DIRECTIONS:
For every line in the records that has the word "Design", make a copy.

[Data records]
►

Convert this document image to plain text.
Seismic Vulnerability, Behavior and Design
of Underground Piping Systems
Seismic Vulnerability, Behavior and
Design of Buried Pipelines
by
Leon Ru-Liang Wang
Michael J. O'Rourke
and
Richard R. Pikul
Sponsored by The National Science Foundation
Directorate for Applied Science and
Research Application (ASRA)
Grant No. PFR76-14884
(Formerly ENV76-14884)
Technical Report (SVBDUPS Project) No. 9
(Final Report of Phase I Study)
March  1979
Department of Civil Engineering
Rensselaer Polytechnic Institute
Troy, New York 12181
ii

◄

FINAL RESULT:
Seismic Vulnerability, Behavior and Design
Design of Buried Pipelines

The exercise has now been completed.